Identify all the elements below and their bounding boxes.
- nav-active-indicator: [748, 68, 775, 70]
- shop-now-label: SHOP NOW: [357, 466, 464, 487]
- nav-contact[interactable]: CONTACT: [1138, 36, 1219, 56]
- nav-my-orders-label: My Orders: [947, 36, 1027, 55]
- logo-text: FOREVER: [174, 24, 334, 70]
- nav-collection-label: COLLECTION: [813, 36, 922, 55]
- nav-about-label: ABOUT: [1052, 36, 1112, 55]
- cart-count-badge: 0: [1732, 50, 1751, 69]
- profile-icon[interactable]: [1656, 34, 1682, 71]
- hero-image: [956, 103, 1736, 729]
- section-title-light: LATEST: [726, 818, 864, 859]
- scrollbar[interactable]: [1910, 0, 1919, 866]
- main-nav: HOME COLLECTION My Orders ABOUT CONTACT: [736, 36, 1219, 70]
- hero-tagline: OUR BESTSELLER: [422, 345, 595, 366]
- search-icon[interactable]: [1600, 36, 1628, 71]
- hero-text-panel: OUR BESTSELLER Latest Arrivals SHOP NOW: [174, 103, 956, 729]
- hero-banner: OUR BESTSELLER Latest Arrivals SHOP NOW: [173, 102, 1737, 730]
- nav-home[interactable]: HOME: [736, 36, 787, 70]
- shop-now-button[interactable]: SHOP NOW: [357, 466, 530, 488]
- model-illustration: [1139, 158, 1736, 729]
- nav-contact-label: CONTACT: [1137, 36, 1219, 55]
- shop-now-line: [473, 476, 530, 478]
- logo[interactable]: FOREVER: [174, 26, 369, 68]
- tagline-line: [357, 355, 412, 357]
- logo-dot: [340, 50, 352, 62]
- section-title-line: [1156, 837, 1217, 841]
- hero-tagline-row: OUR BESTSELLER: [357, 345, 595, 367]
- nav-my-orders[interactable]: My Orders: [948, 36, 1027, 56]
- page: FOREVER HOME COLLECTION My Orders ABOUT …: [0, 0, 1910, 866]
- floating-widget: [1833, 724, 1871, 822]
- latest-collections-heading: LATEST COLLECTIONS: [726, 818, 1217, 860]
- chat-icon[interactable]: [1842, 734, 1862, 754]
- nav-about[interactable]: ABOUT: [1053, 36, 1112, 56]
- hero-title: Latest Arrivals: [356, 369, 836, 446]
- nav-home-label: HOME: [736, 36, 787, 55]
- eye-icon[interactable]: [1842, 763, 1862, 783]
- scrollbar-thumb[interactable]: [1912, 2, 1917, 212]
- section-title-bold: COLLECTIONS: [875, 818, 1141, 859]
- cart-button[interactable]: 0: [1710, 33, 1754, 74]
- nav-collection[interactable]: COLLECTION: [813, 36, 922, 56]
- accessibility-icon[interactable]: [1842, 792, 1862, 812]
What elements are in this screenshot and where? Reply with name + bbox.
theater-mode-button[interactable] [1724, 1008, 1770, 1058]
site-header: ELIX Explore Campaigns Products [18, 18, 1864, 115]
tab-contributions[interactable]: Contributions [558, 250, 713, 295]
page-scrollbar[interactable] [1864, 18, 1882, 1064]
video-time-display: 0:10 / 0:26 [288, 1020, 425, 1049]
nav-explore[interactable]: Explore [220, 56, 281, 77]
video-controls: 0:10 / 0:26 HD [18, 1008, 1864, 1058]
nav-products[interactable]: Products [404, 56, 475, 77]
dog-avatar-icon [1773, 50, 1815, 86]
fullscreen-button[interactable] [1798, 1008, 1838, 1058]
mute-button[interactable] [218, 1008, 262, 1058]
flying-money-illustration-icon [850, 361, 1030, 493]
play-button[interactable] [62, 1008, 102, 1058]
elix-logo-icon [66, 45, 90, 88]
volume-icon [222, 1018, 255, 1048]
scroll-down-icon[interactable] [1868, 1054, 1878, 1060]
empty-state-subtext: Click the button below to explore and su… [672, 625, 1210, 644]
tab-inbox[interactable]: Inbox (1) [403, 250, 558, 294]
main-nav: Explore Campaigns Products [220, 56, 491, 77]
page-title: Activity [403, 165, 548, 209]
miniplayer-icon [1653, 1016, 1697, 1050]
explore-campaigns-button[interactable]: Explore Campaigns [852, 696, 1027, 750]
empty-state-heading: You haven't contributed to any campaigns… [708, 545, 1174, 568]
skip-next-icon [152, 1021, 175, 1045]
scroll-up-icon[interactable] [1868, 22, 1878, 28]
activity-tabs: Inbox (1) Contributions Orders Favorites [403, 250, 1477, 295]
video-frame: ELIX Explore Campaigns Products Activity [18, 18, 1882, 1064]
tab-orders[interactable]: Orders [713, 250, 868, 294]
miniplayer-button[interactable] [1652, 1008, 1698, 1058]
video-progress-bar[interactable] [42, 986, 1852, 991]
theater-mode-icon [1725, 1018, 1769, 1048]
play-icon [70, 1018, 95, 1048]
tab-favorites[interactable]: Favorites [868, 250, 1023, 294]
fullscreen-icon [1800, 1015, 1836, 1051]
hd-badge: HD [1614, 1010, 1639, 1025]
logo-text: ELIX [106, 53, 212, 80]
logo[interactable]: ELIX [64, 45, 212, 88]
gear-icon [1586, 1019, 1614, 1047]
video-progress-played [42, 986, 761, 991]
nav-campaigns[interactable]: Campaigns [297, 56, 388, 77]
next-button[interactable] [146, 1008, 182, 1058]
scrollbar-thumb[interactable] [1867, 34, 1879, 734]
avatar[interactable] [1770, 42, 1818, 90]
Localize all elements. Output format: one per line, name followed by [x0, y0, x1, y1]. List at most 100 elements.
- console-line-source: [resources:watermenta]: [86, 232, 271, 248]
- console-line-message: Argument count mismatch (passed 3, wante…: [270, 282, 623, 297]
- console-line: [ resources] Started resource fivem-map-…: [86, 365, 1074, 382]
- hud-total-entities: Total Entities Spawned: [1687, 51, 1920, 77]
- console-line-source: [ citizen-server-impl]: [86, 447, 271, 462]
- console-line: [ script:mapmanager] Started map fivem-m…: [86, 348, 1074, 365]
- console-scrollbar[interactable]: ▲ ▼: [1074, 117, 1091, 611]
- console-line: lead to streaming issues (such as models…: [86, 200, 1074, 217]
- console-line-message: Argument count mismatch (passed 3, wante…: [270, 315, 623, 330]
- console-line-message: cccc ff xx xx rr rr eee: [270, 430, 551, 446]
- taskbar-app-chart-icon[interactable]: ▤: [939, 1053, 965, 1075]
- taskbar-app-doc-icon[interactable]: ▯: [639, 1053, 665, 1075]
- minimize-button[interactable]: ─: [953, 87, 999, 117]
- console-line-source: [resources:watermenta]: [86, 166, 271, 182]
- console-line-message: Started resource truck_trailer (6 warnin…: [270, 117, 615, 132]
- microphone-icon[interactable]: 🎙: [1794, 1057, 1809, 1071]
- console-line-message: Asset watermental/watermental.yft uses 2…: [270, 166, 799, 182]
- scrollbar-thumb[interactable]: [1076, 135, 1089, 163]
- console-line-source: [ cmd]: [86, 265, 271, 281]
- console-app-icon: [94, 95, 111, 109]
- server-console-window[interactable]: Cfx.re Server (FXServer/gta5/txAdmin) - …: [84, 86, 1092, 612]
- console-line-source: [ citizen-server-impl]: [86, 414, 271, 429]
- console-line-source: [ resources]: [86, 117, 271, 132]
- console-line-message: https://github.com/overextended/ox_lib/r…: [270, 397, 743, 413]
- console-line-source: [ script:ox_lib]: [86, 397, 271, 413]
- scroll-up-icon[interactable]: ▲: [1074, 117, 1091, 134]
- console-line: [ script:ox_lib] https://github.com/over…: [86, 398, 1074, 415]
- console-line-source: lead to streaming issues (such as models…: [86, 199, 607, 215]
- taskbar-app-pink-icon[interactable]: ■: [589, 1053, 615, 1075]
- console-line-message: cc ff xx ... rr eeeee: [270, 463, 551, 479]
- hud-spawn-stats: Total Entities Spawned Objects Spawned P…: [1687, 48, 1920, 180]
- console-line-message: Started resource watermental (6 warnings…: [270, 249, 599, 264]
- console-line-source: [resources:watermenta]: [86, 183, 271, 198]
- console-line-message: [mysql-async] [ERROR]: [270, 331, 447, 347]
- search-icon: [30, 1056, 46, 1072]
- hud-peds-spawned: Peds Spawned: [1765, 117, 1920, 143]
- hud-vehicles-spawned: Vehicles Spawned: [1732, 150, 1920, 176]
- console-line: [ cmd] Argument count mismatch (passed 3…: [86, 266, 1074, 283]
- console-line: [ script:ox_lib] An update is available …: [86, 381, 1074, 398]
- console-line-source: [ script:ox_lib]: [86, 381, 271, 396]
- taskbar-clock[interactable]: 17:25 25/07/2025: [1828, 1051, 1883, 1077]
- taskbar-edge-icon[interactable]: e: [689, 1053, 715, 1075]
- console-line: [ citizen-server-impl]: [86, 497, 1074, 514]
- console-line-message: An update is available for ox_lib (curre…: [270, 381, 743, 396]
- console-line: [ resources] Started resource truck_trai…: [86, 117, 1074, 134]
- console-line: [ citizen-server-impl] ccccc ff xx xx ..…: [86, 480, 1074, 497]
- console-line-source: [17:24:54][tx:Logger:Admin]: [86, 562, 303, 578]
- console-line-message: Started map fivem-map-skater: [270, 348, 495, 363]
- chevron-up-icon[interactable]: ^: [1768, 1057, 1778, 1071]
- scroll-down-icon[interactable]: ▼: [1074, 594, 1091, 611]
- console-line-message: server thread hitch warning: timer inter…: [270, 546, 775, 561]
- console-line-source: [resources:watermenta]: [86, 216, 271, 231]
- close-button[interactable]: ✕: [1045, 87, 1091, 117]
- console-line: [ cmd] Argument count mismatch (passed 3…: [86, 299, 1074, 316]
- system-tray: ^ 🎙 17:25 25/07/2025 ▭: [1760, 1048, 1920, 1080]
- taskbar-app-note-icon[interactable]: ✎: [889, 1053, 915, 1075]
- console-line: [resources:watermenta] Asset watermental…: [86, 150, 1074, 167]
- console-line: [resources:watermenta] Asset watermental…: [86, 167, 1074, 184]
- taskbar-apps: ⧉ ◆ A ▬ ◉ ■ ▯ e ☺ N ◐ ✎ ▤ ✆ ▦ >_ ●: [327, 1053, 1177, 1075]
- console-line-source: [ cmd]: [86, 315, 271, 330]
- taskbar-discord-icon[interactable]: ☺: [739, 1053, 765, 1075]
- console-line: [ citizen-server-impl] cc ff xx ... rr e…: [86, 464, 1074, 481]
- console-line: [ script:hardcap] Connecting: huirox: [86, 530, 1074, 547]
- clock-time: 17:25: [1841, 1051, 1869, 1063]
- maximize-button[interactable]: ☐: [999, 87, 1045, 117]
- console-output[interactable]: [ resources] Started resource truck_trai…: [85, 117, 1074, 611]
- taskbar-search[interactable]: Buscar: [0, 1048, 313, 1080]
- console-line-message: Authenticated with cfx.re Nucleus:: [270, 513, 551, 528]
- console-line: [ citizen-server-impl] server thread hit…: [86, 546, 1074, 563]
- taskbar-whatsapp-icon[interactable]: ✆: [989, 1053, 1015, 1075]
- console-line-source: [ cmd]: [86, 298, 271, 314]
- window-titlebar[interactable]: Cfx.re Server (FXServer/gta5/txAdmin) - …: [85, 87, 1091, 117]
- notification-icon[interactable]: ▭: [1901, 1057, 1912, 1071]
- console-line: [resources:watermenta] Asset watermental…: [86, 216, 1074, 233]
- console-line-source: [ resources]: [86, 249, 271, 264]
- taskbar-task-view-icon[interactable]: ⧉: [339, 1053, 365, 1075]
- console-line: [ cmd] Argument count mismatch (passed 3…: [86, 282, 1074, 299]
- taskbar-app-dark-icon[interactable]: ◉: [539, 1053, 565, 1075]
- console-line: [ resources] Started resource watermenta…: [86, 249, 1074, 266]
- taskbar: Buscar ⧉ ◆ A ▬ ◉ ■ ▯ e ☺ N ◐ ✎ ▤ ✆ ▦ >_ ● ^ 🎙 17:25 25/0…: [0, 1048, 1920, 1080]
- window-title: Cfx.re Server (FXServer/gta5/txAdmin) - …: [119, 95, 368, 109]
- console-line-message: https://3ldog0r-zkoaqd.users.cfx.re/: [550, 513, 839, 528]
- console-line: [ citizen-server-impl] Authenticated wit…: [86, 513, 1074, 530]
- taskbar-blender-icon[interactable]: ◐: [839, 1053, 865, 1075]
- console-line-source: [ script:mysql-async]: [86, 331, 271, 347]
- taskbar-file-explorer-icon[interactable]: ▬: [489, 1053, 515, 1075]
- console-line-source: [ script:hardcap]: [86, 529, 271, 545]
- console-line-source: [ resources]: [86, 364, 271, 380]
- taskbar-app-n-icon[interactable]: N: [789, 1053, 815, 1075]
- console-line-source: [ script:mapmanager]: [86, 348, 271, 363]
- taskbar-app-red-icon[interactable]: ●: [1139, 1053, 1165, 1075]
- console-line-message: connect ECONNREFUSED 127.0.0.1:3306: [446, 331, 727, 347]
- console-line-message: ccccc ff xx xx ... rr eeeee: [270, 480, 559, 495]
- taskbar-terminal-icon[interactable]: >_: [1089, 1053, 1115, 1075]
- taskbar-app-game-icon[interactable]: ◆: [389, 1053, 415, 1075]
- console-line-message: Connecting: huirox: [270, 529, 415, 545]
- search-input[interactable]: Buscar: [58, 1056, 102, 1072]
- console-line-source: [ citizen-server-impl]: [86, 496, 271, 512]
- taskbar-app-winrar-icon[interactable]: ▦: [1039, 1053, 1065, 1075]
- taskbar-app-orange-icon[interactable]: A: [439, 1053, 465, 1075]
+++
## WHAT YOU NEED TO DO
Copy word for word the stretch of the records from the start through the line containing "- floating-widget: [1833, 724, 1871, 822]".

## SOLVED PROBLEM
Identify all the elements below and their bounding boxes.
- nav-active-indicator: [748, 68, 775, 70]
- shop-now-label: SHOP NOW: [357, 466, 464, 487]
- nav-contact[interactable]: CONTACT: [1138, 36, 1219, 56]
- nav-my-orders-label: My Orders: [947, 36, 1027, 55]
- logo-text: FOREVER: [174, 24, 334, 70]
- nav-collection-label: COLLECTION: [813, 36, 922, 55]
- nav-about-label: ABOUT: [1052, 36, 1112, 55]
- cart-count-badge: 0: [1732, 50, 1751, 69]
- profile-icon[interactable]: [1656, 34, 1682, 71]
- hero-image: [956, 103, 1736, 729]
- section-title-light: LATEST: [726, 818, 864, 859]
- scrollbar[interactable]: [1910, 0, 1919, 866]
- main-nav: HOME COLLECTION My Orders ABOUT CONTACT: [736, 36, 1219, 70]
- hero-tagline: OUR BESTSELLER: [422, 345, 595, 366]
- search-icon[interactable]: [1600, 36, 1628, 71]
- hero-text-panel: OUR BESTSELLER Latest Arrivals SHOP NOW: [174, 103, 956, 729]
- hero-banner: OUR BESTSELLER Latest Arrivals SHOP NOW: [173, 102, 1737, 730]
- nav-home[interactable]: HOME: [736, 36, 787, 70]
- shop-now-button[interactable]: SHOP NOW: [357, 466, 530, 488]
- model-illustration: [1139, 158, 1736, 729]
- nav-contact-label: CONTACT: [1137, 36, 1219, 55]
- shop-now-line: [473, 476, 530, 478]
- logo[interactable]: FOREVER: [174, 26, 369, 68]
- tagline-line: [357, 355, 412, 357]
- logo-dot: [340, 50, 352, 62]
- section-title-line: [1156, 837, 1217, 841]
- hero-tagline-row: OUR BESTSELLER: [357, 345, 595, 367]
- nav-my-orders[interactable]: My Orders: [948, 36, 1027, 56]
- page: FOREVER HOME COLLECTION My Orders ABOUT …: [0, 0, 1910, 866]
- floating-widget: [1833, 724, 1871, 822]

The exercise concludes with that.